Input for this task:

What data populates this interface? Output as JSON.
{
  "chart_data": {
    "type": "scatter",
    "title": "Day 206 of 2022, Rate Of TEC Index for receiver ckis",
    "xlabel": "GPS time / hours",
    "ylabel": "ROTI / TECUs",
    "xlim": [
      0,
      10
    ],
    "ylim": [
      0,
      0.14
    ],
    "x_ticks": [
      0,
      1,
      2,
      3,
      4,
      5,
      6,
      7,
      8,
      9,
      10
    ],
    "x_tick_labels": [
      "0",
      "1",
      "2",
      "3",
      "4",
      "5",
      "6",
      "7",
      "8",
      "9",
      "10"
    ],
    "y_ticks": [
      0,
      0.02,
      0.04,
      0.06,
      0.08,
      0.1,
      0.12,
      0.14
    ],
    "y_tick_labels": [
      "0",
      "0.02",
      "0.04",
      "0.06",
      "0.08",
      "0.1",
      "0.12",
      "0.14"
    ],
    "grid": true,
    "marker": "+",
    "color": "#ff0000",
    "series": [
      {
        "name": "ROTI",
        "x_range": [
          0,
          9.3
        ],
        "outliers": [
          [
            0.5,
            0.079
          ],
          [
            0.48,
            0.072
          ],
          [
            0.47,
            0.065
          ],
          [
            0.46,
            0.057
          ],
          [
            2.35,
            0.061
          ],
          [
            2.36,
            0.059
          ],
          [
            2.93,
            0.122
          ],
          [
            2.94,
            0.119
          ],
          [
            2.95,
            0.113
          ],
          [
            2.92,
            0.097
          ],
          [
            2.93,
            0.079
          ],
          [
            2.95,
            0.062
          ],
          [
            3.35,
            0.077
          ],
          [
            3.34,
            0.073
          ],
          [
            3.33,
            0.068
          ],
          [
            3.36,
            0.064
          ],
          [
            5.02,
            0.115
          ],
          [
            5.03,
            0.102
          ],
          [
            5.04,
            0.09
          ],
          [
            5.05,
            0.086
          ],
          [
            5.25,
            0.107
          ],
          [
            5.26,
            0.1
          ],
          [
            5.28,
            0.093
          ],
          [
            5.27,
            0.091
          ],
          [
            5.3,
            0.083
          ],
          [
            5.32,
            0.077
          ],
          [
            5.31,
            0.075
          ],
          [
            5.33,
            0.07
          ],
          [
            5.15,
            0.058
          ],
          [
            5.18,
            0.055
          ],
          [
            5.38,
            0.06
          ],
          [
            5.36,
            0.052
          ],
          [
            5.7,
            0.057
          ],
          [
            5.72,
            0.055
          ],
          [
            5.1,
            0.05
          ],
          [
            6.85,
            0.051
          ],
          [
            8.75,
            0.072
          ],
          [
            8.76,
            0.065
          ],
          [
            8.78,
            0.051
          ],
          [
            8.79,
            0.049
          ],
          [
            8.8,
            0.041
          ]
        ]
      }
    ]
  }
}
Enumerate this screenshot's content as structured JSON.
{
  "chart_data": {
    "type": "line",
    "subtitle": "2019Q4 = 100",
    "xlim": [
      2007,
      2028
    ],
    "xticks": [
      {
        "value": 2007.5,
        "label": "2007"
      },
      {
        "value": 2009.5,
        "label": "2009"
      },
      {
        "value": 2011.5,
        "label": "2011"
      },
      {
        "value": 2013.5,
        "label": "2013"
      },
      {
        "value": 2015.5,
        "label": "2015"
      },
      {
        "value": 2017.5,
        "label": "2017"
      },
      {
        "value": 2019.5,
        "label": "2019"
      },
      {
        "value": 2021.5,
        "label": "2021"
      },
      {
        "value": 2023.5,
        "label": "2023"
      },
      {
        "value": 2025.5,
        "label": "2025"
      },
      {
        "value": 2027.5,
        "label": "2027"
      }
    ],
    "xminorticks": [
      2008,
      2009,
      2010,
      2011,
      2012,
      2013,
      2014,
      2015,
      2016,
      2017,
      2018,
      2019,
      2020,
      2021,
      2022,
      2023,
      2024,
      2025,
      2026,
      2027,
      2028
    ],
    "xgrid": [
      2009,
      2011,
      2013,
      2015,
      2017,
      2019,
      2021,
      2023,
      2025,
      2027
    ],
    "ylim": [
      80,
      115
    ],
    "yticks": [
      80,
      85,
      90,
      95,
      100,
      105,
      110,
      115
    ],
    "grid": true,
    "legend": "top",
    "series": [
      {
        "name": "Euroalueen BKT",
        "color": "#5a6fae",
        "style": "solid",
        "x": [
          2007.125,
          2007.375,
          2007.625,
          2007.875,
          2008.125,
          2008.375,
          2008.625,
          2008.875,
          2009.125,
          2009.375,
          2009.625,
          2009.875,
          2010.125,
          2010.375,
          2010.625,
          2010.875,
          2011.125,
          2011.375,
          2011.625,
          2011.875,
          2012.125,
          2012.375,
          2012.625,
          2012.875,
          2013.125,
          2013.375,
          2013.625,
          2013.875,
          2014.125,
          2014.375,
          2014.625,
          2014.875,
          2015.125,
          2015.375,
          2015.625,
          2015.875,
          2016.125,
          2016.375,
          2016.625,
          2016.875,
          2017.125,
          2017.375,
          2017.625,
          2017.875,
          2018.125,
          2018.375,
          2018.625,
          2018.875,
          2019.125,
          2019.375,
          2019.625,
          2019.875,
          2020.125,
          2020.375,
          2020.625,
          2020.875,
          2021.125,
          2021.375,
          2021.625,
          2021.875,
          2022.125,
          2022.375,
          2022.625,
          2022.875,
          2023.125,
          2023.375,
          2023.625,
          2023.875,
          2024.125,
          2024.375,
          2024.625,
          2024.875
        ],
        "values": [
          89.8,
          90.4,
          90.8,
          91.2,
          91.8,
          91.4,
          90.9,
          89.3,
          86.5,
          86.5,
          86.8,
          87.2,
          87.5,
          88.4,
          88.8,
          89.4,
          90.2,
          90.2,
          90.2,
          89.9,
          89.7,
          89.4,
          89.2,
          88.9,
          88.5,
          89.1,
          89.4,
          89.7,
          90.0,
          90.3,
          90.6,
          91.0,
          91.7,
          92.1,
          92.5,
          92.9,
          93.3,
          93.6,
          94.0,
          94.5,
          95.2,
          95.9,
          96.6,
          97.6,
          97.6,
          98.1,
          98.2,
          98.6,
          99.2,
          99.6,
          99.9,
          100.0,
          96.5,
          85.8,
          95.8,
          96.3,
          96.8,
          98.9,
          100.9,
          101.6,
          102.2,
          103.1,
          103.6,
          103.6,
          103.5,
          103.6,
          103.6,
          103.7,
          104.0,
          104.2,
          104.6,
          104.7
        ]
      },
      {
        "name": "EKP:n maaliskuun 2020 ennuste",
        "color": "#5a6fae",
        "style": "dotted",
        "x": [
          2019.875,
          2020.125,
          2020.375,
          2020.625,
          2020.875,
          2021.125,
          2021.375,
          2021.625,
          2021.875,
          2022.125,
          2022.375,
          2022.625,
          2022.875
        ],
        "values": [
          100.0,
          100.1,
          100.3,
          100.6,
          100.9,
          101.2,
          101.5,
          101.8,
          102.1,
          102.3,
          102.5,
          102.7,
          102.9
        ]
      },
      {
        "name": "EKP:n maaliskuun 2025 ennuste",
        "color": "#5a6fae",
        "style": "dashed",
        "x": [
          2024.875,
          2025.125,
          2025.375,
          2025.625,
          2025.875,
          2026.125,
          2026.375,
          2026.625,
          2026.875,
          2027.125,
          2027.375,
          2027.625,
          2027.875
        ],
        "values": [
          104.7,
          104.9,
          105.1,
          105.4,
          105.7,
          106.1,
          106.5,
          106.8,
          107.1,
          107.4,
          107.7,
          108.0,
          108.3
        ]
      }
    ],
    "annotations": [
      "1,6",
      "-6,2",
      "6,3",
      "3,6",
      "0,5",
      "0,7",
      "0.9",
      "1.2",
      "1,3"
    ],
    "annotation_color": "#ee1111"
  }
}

Task to complete: Tally every line of the data that holds the word "JSON" and write the count alone.

Exercise response: 2